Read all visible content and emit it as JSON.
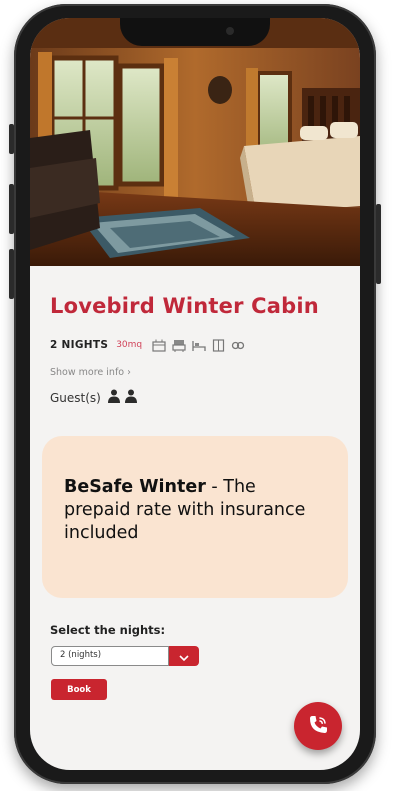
{
  "listing": {
    "title": "Lovebird Winter Cabin",
    "nights": "2 NIGHTS",
    "area": "30mq",
    "amenities": [
      "kitchen-icon",
      "bathtub-icon",
      "bed-icon",
      "wardrobe-icon",
      "parking-icon"
    ],
    "show_more": "Show more info ›",
    "guests_label": "Guest(s)",
    "guest_count": 2
  },
  "promo": {
    "bold": "BeSafe Winter",
    "text": " - The prepaid rate with insurance included"
  },
  "booking": {
    "select_label": "Select the nights:",
    "selected_nights": "2 (nights)",
    "book_label": "Book"
  },
  "colors": {
    "accent": "#c9252f",
    "title": "#c0283a",
    "promo_bg": "#fae4d1"
  }
}
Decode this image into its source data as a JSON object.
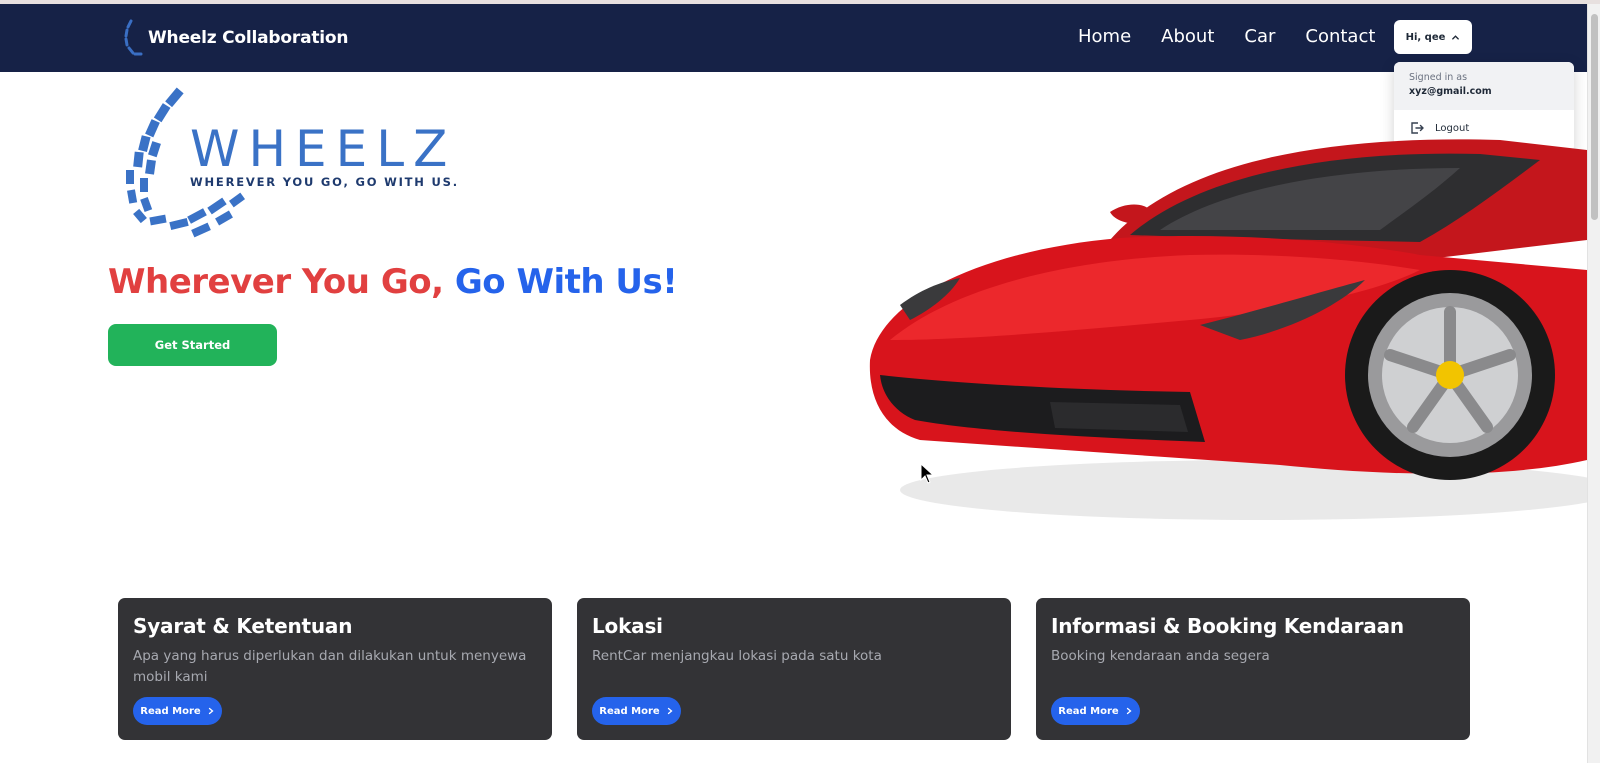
{
  "navbar": {
    "brand": "Wheelz Collaboration",
    "links": [
      "Home",
      "About",
      "Car",
      "Contact"
    ],
    "user_button": "Hi, qee"
  },
  "user_menu": {
    "signed_in_label": "Signed in as",
    "email": "xyz@gmail.com",
    "logout": "Logout"
  },
  "hero": {
    "logo_word": "WHEELZ",
    "logo_tagline": "WHEREVER YOU GO, GO WITH US.",
    "title_part1": "Wherever You Go,",
    "title_part2": "Go With Us!",
    "cta": "Get Started"
  },
  "cards": [
    {
      "title": "Syarat & Ketentuan",
      "text": "Apa yang harus diperlukan dan dilakukan untuk menyewa mobil kami",
      "button": "Read More"
    },
    {
      "title": "Lokasi",
      "text": "RentCar menjangkau lokasi pada satu kota",
      "button": "Read More"
    },
    {
      "title": "Informasi & Booking Kendaraan",
      "text": "Booking kendaraan anda segera",
      "button": "Read More"
    }
  ],
  "colors": {
    "navbar_bg": "#162247",
    "accent_blue": "#2563eb",
    "accent_red": "#e14040",
    "cta_green": "#22b35a",
    "card_bg": "#333336"
  }
}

* Your objective: Beginning with the line that holds "Decode this image", output each line to the end of the material above, exactly, omitting the pictures.

* Exercise result:
Decode this image into its source data as a JSON object.
{
  "navbar": {
    "brand": "Wheelz Collaboration",
    "links": [
      "Home",
      "About",
      "Car",
      "Contact"
    ],
    "user_button": "Hi, qee"
  },
  "user_menu": {
    "signed_in_label": "Signed in as",
    "email": "xyz@gmail.com",
    "logout": "Logout"
  },
  "hero": {
    "logo_word": "WHEELZ",
    "logo_tagline": "WHEREVER YOU GO, GO WITH US.",
    "title_part1": "Wherever You Go,",
    "title_part2": "Go With Us!",
    "cta": "Get Started"
  },
  "cards": [
    {
      "title": "Syarat & Ketentuan",
      "text": "Apa yang harus diperlukan dan dilakukan untuk menyewa mobil kami",
      "button": "Read More"
    },
    {
      "title": "Lokasi",
      "text": "RentCar menjangkau lokasi pada satu kota",
      "button": "Read More"
    },
    {
      "title": "Informasi & Booking Kendaraan",
      "text": "Booking kendaraan anda segera",
      "button": "Read More"
    }
  ],
  "colors": {
    "navbar_bg": "#162247",
    "accent_blue": "#2563eb",
    "accent_red": "#e14040",
    "cta_green": "#22b35a",
    "card_bg": "#333336"
  }
}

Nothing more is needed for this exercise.